___ Listed entries

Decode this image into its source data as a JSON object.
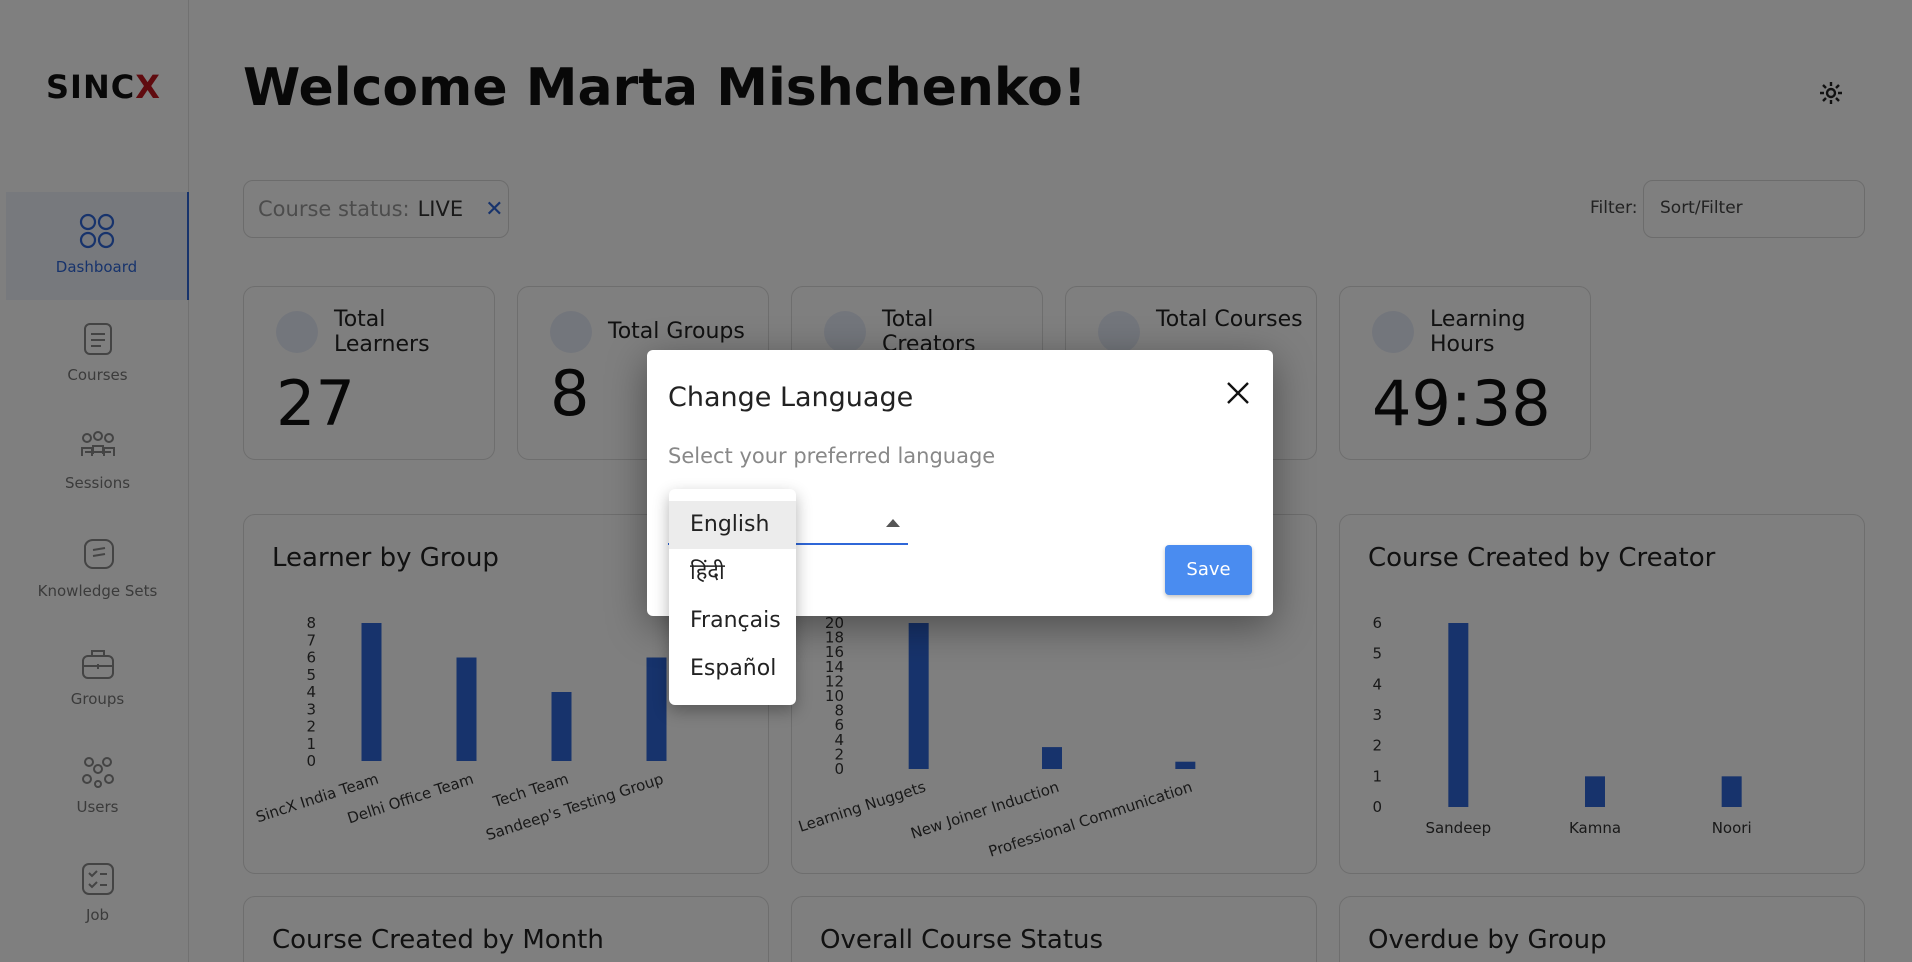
{
  "brand": {
    "logo_prefix": "SINC",
    "logo_accent": "X"
  },
  "sidebar": {
    "items": [
      {
        "label": "Dashboard",
        "icon": "dashboard-icon",
        "active": true
      },
      {
        "label": "Courses",
        "icon": "courses-icon"
      },
      {
        "label": "Sessions",
        "icon": "sessions-icon"
      },
      {
        "label": "Knowledge Sets",
        "icon": "knowledge-sets-icon"
      },
      {
        "label": "Groups",
        "icon": "groups-icon"
      },
      {
        "label": "Users",
        "icon": "users-icon"
      },
      {
        "label": "Job",
        "icon": "job-icon"
      }
    ]
  },
  "header": {
    "welcome": "Welcome Marta Mishchenko!"
  },
  "course_status_chip": {
    "key": "Course status:",
    "value": "LIVE",
    "remove": "✕"
  },
  "filter": {
    "label": "Filter:",
    "value": "Sort/Filter"
  },
  "stats": [
    {
      "title": "Total Learners",
      "value": "27"
    },
    {
      "title": "Total Groups",
      "value": "8"
    },
    {
      "title": "Total Creators",
      "value": ""
    },
    {
      "title": "Total Courses",
      "value": ""
    },
    {
      "title": "Learning Hours",
      "value": "49:38"
    }
  ],
  "cards": {
    "learner_by_group": "Learner by Group",
    "course_created_by_creator": "Course Created by Creator",
    "course_created_by_month": "Course Created by Month",
    "overall_course_status": "Overall Course Status",
    "overdue_by_group": "Overdue by Group"
  },
  "chart_data": [
    {
      "type": "bar",
      "title": "Learner by Group",
      "categories": [
        "SincX India Team",
        "Delhi Office Team",
        "Tech Team",
        "Sandeep's Testing Group"
      ],
      "values": [
        8,
        6,
        4,
        6
      ],
      "yticks": [
        "0",
        "1",
        "2",
        "3",
        "4",
        "5",
        "6",
        "7",
        "8"
      ],
      "ylim": [
        0,
        8
      ],
      "color": "#2f67d8"
    },
    {
      "type": "bar",
      "title": "",
      "categories": [
        "Learning Nuggets",
        "New Joiner Induction",
        "Professional Communication"
      ],
      "values": [
        20,
        3,
        1
      ],
      "yticks": [
        "0",
        "2",
        "4",
        "6",
        "8",
        "10",
        "12",
        "14",
        "16",
        "18",
        "20"
      ],
      "ylim": [
        0,
        20
      ],
      "color": "#2f67d8"
    },
    {
      "type": "bar",
      "title": "Course Created by Creator",
      "categories": [
        "Sandeep",
        "Kamna",
        "Noori"
      ],
      "values": [
        6,
        1,
        1
      ],
      "yticks": [
        "0",
        "1",
        "2",
        "3",
        "4",
        "5",
        "6"
      ],
      "ylim": [
        0,
        6
      ],
      "color": "#2f67d8"
    }
  ],
  "modal": {
    "title": "Change Language",
    "subtitle": "Select your preferred language",
    "save": "Save",
    "options": [
      "English",
      "हिंदी",
      "Français",
      "Español"
    ],
    "selected": "English"
  }
}
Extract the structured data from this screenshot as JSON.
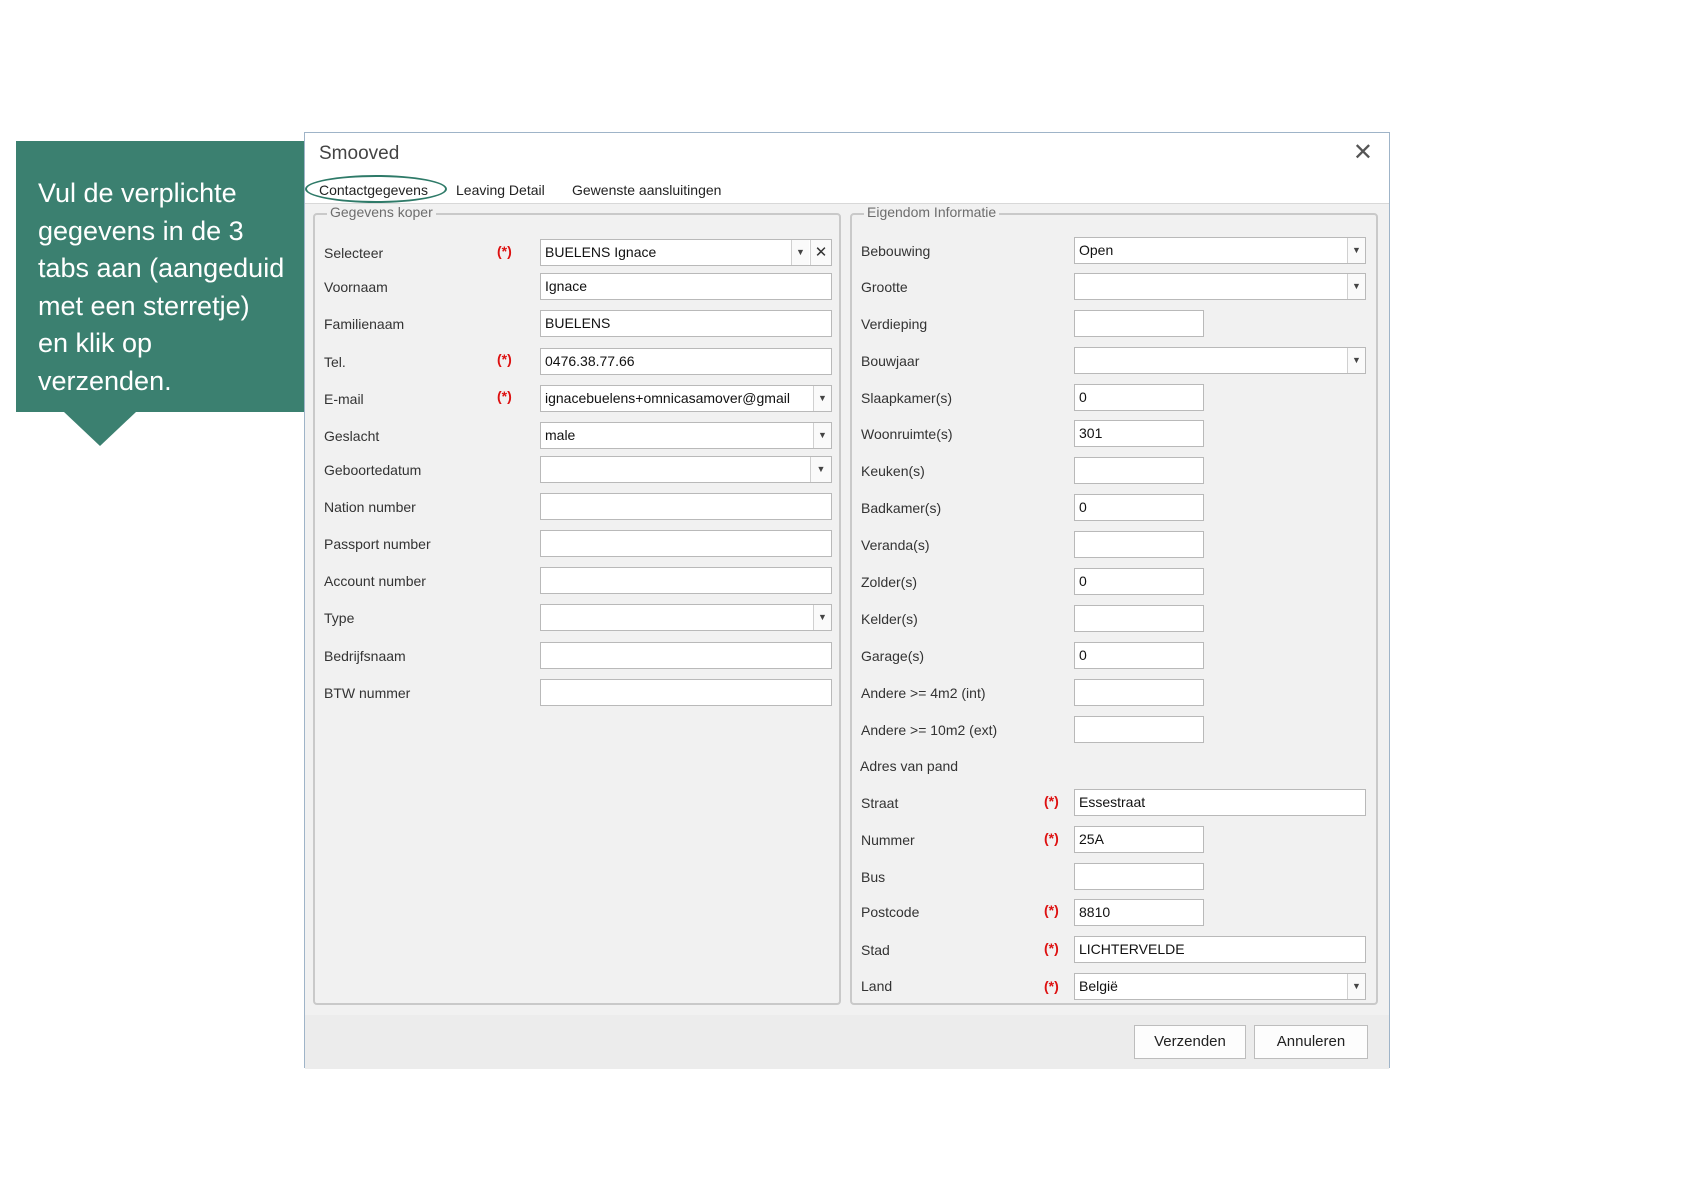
{
  "callout": {
    "text": "Vul de verplichte\ngegevens in de 3\ntabs aan (aangeduid\nmet een sterretje)\nen klik op\nverzenden."
  },
  "dialog": {
    "title": "Smooved",
    "close_icon": "close-icon",
    "tabs": [
      {
        "label": "Contactgegevens",
        "active": true
      },
      {
        "label": "Leaving Detail",
        "active": false
      },
      {
        "label": "Gewenste aansluitingen",
        "active": false
      }
    ],
    "accent_color": "#2e7a68"
  },
  "koper": {
    "legend": "Gegevens koper",
    "required_marker": "(*)",
    "fields": {
      "selecteer": {
        "label": "Selecteer",
        "value": "BUELENS Ignace"
      },
      "voornaam": {
        "label": "Voornaam",
        "value": "Ignace"
      },
      "familienaam": {
        "label": "Familienaam",
        "value": "BUELENS"
      },
      "tel": {
        "label": "Tel.",
        "value": "0476.38.77.66"
      },
      "email": {
        "label": "E-mail",
        "value": "ignacebuelens+omnicasamover@gmail"
      },
      "geslacht": {
        "label": "Geslacht",
        "value": "male"
      },
      "geboortedatum": {
        "label": "Geboortedatum",
        "value": ""
      },
      "nation": {
        "label": "Nation number",
        "value": ""
      },
      "passport": {
        "label": "Passport number",
        "value": ""
      },
      "account": {
        "label": "Account number",
        "value": ""
      },
      "type": {
        "label": "Type",
        "value": ""
      },
      "bedrijfsnaam": {
        "label": "Bedrijfsnaam",
        "value": ""
      },
      "btw": {
        "label": "BTW nummer",
        "value": ""
      }
    }
  },
  "eigendom": {
    "legend": "Eigendom Informatie",
    "required_marker": "(*)",
    "fields": {
      "bebouwing": {
        "label": "Bebouwing",
        "value": "Open"
      },
      "grootte": {
        "label": "Grootte",
        "value": ""
      },
      "verdieping": {
        "label": "Verdieping",
        "value": ""
      },
      "bouwjaar": {
        "label": "Bouwjaar",
        "value": ""
      },
      "slaapkamers": {
        "label": "Slaapkamer(s)",
        "value": "0"
      },
      "woonruimtes": {
        "label": "Woonruimte(s)",
        "value": "301"
      },
      "keukens": {
        "label": "Keuken(s)",
        "value": ""
      },
      "badkamers": {
        "label": "Badkamer(s)",
        "value": "0"
      },
      "verandas": {
        "label": "Veranda(s)",
        "value": ""
      },
      "zolders": {
        "label": "Zolder(s)",
        "value": "0"
      },
      "kelders": {
        "label": "Kelder(s)",
        "value": ""
      },
      "garages": {
        "label": "Garage(s)",
        "value": "0"
      },
      "andere_int": {
        "label": "Andere >= 4m2 (int)",
        "value": ""
      },
      "andere_ext": {
        "label": "Andere >= 10m2 (ext)",
        "value": ""
      }
    },
    "adres_heading": "Adres van pand",
    "adres": {
      "straat": {
        "label": "Straat",
        "value": "Essestraat"
      },
      "nummer": {
        "label": "Nummer",
        "value": "25A"
      },
      "bus": {
        "label": "Bus",
        "value": ""
      },
      "postcode": {
        "label": "Postcode",
        "value": "8810"
      },
      "stad": {
        "label": "Stad",
        "value": "LICHTERVELDE"
      },
      "land": {
        "label": "Land",
        "value": "België"
      }
    }
  },
  "buttons": {
    "submit": "Verzenden",
    "cancel": "Annuleren"
  }
}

______

What is expected
Give back the whole listing as it stands, minus its pictures.

Exercise result
Decode this image into its source data as a JSON object.
{
  "brand": {
    "logo_prefix": "SINC",
    "logo_accent": "X"
  },
  "sidebar": {
    "items": [
      {
        "label": "Dashboard",
        "icon": "dashboard-icon",
        "active": true
      },
      {
        "label": "Courses",
        "icon": "courses-icon"
      },
      {
        "label": "Sessions",
        "icon": "sessions-icon"
      },
      {
        "label": "Knowledge Sets",
        "icon": "knowledge-sets-icon"
      },
      {
        "label": "Groups",
        "icon": "groups-icon"
      },
      {
        "label": "Users",
        "icon": "users-icon"
      },
      {
        "label": "Job",
        "icon": "job-icon"
      }
    ]
  },
  "header": {
    "welcome": "Welcome Marta Mishchenko!"
  },
  "course_status_chip": {
    "key": "Course status:",
    "value": "LIVE",
    "remove": "✕"
  },
  "filter": {
    "label": "Filter:",
    "value": "Sort/Filter"
  },
  "stats": [
    {
      "title": "Total Learners",
      "value": "27"
    },
    {
      "title": "Total Groups",
      "value": "8"
    },
    {
      "title": "Total Creators",
      "value": ""
    },
    {
      "title": "Total Courses",
      "value": ""
    },
    {
      "title": "Learning Hours",
      "value": "49:38"
    }
  ],
  "cards": {
    "learner_by_group": "Learner by Group",
    "course_created_by_creator": "Course Created by Creator",
    "course_created_by_month": "Course Created by Month",
    "overall_course_status": "Overall Course Status",
    "overdue_by_group": "Overdue by Group"
  },
  "chart_data": [
    {
      "type": "bar",
      "title": "Learner by Group",
      "categories": [
        "SincX India Team",
        "Delhi Office Team",
        "Tech Team",
        "Sandeep's Testing Group"
      ],
      "values": [
        8,
        6,
        4,
        6
      ],
      "yticks": [
        "0",
        "1",
        "2",
        "3",
        "4",
        "5",
        "6",
        "7",
        "8"
      ],
      "ylim": [
        0,
        8
      ],
      "color": "#2f67d8"
    },
    {
      "type": "bar",
      "title": "",
      "categories": [
        "Learning Nuggets",
        "New Joiner Induction",
        "Professional Communication"
      ],
      "values": [
        20,
        3,
        1
      ],
      "yticks": [
        "0",
        "2",
        "4",
        "6",
        "8",
        "10",
        "12",
        "14",
        "16",
        "18",
        "20"
      ],
      "ylim": [
        0,
        20
      ],
      "color": "#2f67d8"
    },
    {
      "type": "bar",
      "title": "Course Created by Creator",
      "categories": [
        "Sandeep",
        "Kamna",
        "Noori"
      ],
      "values": [
        6,
        1,
        1
      ],
      "yticks": [
        "0",
        "1",
        "2",
        "3",
        "4",
        "5",
        "6"
      ],
      "ylim": [
        0,
        6
      ],
      "color": "#2f67d8"
    }
  ],
  "modal": {
    "title": "Change Language",
    "subtitle": "Select your preferred language",
    "save": "Save",
    "options": [
      "English",
      "हिंदी",
      "Français",
      "Español"
    ],
    "selected": "English"
  }
}
Extract the structured data from this screenshot as JSON.
{
  "callout": {
    "text": "Vul de verplichte\ngegevens in de 3\ntabs aan (aangeduid\nmet een sterretje)\nen klik op\nverzenden."
  },
  "dialog": {
    "title": "Smooved",
    "close_icon": "close-icon",
    "tabs": [
      {
        "label": "Contactgegevens",
        "active": true
      },
      {
        "label": "Leaving Detail",
        "active": false
      },
      {
        "label": "Gewenste aansluitingen",
        "active": false
      }
    ],
    "accent_color": "#2e7a68"
  },
  "koper": {
    "legend": "Gegevens koper",
    "required_marker": "(*)",
    "fields": {
      "selecteer": {
        "label": "Selecteer",
        "value": "BUELENS Ignace"
      },
      "voornaam": {
        "label": "Voornaam",
        "value": "Ignace"
      },
      "familienaam": {
        "label": "Familienaam",
        "value": "BUELENS"
      },
      "tel": {
        "label": "Tel.",
        "value": "0476.38.77.66"
      },
      "email": {
        "label": "E-mail",
        "value": "ignacebuelens+omnicasamover@gmail"
      },
      "geslacht": {
        "label": "Geslacht",
        "value": "male"
      },
      "geboortedatum": {
        "label": "Geboortedatum",
        "value": ""
      },
      "nation": {
        "label": "Nation number",
        "value": ""
      },
      "passport": {
        "label": "Passport number",
        "value": ""
      },
      "account": {
        "label": "Account number",
        "value": ""
      },
      "type": {
        "label": "Type",
        "value": ""
      },
      "bedrijfsnaam": {
        "label": "Bedrijfsnaam",
        "value": ""
      },
      "btw": {
        "label": "BTW nummer",
        "value": ""
      }
    }
  },
  "eigendom": {
    "legend": "Eigendom Informatie",
    "required_marker": "(*)",
    "fields": {
      "bebouwing": {
        "label": "Bebouwing",
        "value": "Open"
      },
      "grootte": {
        "label": "Grootte",
        "value": ""
      },
      "verdieping": {
        "label": "Verdieping",
        "value": ""
      },
      "bouwjaar": {
        "label": "Bouwjaar",
        "value": ""
      },
      "slaapkamers": {
        "label": "Slaapkamer(s)",
        "value": "0"
      },
      "woonruimtes": {
        "label": "Woonruimte(s)",
        "value": "301"
      },
      "keukens": {
        "label": "Keuken(s)",
        "value": ""
      },
      "badkamers": {
        "label": "Badkamer(s)",
        "value": "0"
      },
      "verandas": {
        "label": "Veranda(s)",
        "value": ""
      },
      "zolders": {
        "label": "Zolder(s)",
        "value": "0"
      },
      "kelders": {
        "label": "Kelder(s)",
        "value": ""
      },
      "garages": {
        "label": "Garage(s)",
        "value": "0"
      },
      "andere_int": {
        "label": "Andere >= 4m2 (int)",
        "value": ""
      },
      "andere_ext": {
        "label": "Andere >= 10m2 (ext)",
        "value": ""
      }
    },
    "adres_heading": "Adres van pand",
    "adres": {
      "straat": {
        "label": "Straat",
        "value": "Essestraat"
      },
      "nummer": {
        "label": "Nummer",
        "value": "25A"
      },
      "bus": {
        "label": "Bus",
        "value": ""
      },
      "postcode": {
        "label": "Postcode",
        "value": "8810"
      },
      "stad": {
        "label": "Stad",
        "value": "LICHTERVELDE"
      },
      "land": {
        "label": "Land",
        "value": "België"
      }
    }
  },
  "buttons": {
    "submit": "Verzenden",
    "cancel": "Annuleren"
  }
}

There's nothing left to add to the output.